## Start Data provided
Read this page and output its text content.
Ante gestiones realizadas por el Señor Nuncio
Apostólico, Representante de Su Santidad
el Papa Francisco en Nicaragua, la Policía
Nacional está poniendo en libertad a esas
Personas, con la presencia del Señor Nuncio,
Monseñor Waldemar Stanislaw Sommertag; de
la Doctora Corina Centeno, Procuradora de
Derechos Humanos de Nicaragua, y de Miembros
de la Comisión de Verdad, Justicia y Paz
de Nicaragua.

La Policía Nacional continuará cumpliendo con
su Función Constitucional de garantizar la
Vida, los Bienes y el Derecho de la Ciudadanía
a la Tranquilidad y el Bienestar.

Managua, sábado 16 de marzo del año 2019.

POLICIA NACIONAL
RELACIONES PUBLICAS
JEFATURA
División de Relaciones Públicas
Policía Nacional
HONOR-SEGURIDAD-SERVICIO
## End Data provided
■ Exercise prompt: Write out each line of the data above again, exactly as given.

■ Response:
Read this page and output its text content.
Ante gestiones realizadas por el Señor Nuncio
Apostólico, Representante de Su Santidad
el Papa Francisco en Nicaragua, la Policía
Nacional está poniendo en libertad a esas
Personas, con la presencia del Señor Nuncio,
Monseñor Waldemar Stanislaw Sommertag; de
la Doctora Corina Centeno, Procuradora de
Derechos Humanos de Nicaragua, y de Miembros
de la Comisión de Verdad, Justicia y Paz
de Nicaragua.

La Policía Nacional continuará cumpliendo con
su Función Constitucional de garantizar la
Vida, los Bienes y el Derecho de la Ciudadanía
a la Tranquilidad y el Bienestar.

Managua, sábado 16 de marzo del año 2019.

POLICIA NACIONAL
RELACIONES PUBLICAS
JEFATURA
División de Relaciones Públicas
Policía Nacional
HONOR-SEGURIDAD-SERVICIO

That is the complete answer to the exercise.